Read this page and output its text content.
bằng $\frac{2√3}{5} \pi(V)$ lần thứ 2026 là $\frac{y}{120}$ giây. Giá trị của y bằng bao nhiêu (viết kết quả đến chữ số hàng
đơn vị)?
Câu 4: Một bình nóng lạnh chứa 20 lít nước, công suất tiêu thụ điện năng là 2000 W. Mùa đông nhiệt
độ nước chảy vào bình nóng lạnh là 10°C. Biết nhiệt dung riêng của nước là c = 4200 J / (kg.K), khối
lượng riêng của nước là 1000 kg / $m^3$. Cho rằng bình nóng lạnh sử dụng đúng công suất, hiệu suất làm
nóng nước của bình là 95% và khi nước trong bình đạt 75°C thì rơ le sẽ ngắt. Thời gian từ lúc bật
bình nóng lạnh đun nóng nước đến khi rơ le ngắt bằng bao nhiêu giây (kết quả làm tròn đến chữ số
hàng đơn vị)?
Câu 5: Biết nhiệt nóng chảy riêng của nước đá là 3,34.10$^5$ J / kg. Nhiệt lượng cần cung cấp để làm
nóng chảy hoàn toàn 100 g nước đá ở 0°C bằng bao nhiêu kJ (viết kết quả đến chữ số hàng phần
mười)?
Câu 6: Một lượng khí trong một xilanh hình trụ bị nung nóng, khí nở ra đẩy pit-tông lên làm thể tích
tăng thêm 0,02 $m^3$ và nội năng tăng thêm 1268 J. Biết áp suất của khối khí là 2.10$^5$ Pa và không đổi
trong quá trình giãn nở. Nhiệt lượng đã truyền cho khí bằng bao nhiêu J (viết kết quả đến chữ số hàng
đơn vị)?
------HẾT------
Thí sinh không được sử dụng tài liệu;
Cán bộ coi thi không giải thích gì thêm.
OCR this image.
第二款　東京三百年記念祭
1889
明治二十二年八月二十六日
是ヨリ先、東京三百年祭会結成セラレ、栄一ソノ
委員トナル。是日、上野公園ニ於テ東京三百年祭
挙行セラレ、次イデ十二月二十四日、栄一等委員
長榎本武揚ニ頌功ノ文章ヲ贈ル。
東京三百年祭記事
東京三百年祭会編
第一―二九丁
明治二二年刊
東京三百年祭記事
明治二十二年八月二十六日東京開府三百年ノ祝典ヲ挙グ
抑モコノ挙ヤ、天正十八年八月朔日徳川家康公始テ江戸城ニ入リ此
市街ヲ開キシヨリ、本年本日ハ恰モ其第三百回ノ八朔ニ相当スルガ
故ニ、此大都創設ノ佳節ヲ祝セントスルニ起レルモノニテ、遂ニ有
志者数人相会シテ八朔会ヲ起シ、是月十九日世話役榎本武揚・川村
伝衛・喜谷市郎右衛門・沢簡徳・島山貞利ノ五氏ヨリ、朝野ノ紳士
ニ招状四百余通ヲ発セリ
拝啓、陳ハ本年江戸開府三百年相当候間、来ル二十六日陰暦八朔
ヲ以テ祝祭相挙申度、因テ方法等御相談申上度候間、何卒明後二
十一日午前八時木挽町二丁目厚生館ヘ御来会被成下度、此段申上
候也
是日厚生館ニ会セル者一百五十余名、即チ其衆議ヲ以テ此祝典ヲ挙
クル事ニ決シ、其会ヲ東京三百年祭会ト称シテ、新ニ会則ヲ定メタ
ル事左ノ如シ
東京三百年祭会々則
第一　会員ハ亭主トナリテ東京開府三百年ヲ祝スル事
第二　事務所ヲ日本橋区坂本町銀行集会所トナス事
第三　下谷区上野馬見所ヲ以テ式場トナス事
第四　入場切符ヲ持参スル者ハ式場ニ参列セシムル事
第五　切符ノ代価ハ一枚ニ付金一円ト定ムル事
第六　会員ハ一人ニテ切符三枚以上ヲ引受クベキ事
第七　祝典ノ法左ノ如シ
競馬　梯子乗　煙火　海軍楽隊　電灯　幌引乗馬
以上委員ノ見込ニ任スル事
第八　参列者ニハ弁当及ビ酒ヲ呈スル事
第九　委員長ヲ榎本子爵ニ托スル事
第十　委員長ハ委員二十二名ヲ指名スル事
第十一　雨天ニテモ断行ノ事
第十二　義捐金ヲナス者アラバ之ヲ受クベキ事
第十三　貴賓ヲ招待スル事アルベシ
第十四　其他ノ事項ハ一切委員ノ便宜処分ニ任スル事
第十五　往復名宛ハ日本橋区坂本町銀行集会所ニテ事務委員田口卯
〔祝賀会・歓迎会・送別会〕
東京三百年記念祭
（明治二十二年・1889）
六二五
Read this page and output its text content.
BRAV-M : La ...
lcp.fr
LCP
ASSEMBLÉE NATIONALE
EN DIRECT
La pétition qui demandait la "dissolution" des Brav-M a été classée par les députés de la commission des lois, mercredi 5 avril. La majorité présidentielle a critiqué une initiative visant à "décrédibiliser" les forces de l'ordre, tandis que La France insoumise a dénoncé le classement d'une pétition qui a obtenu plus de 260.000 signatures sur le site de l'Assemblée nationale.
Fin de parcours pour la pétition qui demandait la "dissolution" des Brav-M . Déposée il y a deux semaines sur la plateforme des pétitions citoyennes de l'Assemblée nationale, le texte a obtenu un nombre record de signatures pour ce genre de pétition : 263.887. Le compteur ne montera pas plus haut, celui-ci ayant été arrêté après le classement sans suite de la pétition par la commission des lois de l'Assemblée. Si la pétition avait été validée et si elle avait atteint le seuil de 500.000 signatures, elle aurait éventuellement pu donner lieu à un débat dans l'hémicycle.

● ● ●

Output the lines above verbatim and in full.

* _TASK ANSWER_
Read this page and output its text content.
bằng $\frac{2√3}{5} \pi(V)$ lần thứ 2026 là $\frac{y}{120}$ giây. Giá trị của y bằng bao nhiêu (viết kết quả đến chữ số hàng
đơn vị)?
Câu 4: Một bình nóng lạnh chứa 20 lít nước, công suất tiêu thụ điện năng là 2000 W. Mùa đông nhiệt
độ nước chảy vào bình nóng lạnh là 10°C. Biết nhiệt dung riêng của nước là c = 4200 J / (kg.K), khối
lượng riêng của nước là 1000 kg / $m^3$. Cho rằng bình nóng lạnh sử dụng đúng công suất, hiệu suất làm
nóng nước của bình là 95% và khi nước trong bình đạt 75°C thì rơ le sẽ ngắt. Thời gian từ lúc bật
bình nóng lạnh đun nóng nước đến khi rơ le ngắt bằng bao nhiêu giây (kết quả làm tròn đến chữ số
hàng đơn vị)?
Câu 5: Biết nhiệt nóng chảy riêng của nước đá là 3,34.10$^5$ J / kg. Nhiệt lượng cần cung cấp để làm
nóng chảy hoàn toàn 100 g nước đá ở 0°C bằng bao nhiêu kJ (viết kết quả đến chữ số hàng phần
mười)?
Câu 6: Một lượng khí trong một xilanh hình trụ bị nung nóng, khí nở ra đẩy pit-tông lên làm thể tích
tăng thêm 0,02 $m^3$ và nội năng tăng thêm 1268 J. Biết áp suất của khối khí là 2.10$^5$ Pa và không đổi
trong quá trình giãn nở. Nhiệt lượng đã truyền cho khí bằng bao nhiêu J (viết kết quả đến chữ số hàng
đơn vị)?
------HẾT------
Thí sinh không được sử dụng tài liệu;
Cán bộ coi thi không giải thích gì thêm.
OCR this image.
第二款　東京三百年記念祭
1889
明治二十二年八月二十六日
是ヨリ先、東京三百年祭会結成セラレ、栄一ソノ
委員トナル。是日、上野公園ニ於テ東京三百年祭
挙行セラレ、次イデ十二月二十四日、栄一等委員
長榎本武揚ニ頌功ノ文章ヲ贈ル。
東京三百年祭記事
東京三百年祭会編
第一―二九丁
明治二二年刊
東京三百年祭記事
明治二十二年八月二十六日東京開府三百年ノ祝典ヲ挙グ
抑モコノ挙ヤ、天正十八年八月朔日徳川家康公始テ江戸城ニ入リ此
市街ヲ開キシヨリ、本年本日ハ恰モ其第三百回ノ八朔ニ相当スルガ
故ニ、此大都創設ノ佳節ヲ祝セントスルニ起レルモノニテ、遂ニ有
志者数人相会シテ八朔会ヲ起シ、是月十九日世話役榎本武揚・川村
伝衛・喜谷市郎右衛門・沢簡徳・島山貞利ノ五氏ヨリ、朝野ノ紳士
ニ招状四百余通ヲ発セリ
拝啓、陳ハ本年江戸開府三百年相当候間、来ル二十六日陰暦八朔
ヲ以テ祝祭相挙申度、因テ方法等御相談申上度候間、何卒明後二
十一日午前八時木挽町二丁目厚生館ヘ御来会被成下度、此段申上
候也
是日厚生館ニ会セル者一百五十余名、即チ其衆議ヲ以テ此祝典ヲ挙
クル事ニ決シ、其会ヲ東京三百年祭会ト称シテ、新ニ会則ヲ定メタ
ル事左ノ如シ
東京三百年祭会々則
第一　会員ハ亭主トナリテ東京開府三百年ヲ祝スル事
第二　事務所ヲ日本橋区坂本町銀行集会所トナス事
第三　下谷区上野馬見所ヲ以テ式場トナス事
第四　入場切符ヲ持参スル者ハ式場ニ参列セシムル事
第五　切符ノ代価ハ一枚ニ付金一円ト定ムル事
第六　会員ハ一人ニテ切符三枚以上ヲ引受クベキ事
第七　祝典ノ法左ノ如シ
競馬　梯子乗　煙火　海軍楽隊　電灯　幌引乗馬
以上委員ノ見込ニ任スル事
第八　参列者ニハ弁当及ビ酒ヲ呈スル事
第九　委員長ヲ榎本子爵ニ托スル事
第十　委員長ハ委員二十二名ヲ指名スル事
第十一　雨天ニテモ断行ノ事
第十二　義捐金ヲナス者アラバ之ヲ受クベキ事
第十三　貴賓ヲ招待スル事アルベシ
第十四　其他ノ事項ハ一切委員ノ便宜処分ニ任スル事
第十五　往復名宛ハ日本橋区坂本町銀行集会所ニテ事務委員田口卯
〔祝賀会・歓迎会・送別会〕
東京三百年記念祭
（明治二十二年・1889）
六二五
Read this page and output its text content.
BRAV-M : La ...
lcp.fr
LCP
ASSEMBLÉE NATIONALE
EN DIRECT
La pétition qui demandait la "dissolution" des Brav-M a été classée par les députés de la commission des lois, mercredi 5 avril. La majorité présidentielle a critiqué une initiative visant à "décrédibiliser" les forces de l'ordre, tandis que La France insoumise a dénoncé le classement d'une pétition qui a obtenu plus de 260.000 signatures sur le site de l'Assemblée nationale.
Fin de parcours pour la pétition qui demandait la "dissolution" des Brav-M . Déposée il y a deux semaines sur la plateforme des pétitions citoyennes de l'Assemblée nationale, le texte a obtenu un nombre record de signatures pour ce genre de pétition : 263.887. Le compteur ne montera pas plus haut, celui-ci ayant été arrêté après le classement sans suite de la pétition par la commission des lois de l'Assemblée. Si la pétition avait été validée et si elle avait atteint le seuil de 500.000 signatures, elle aurait éventuellement pu donner lieu à un débat dans l'hémicycle.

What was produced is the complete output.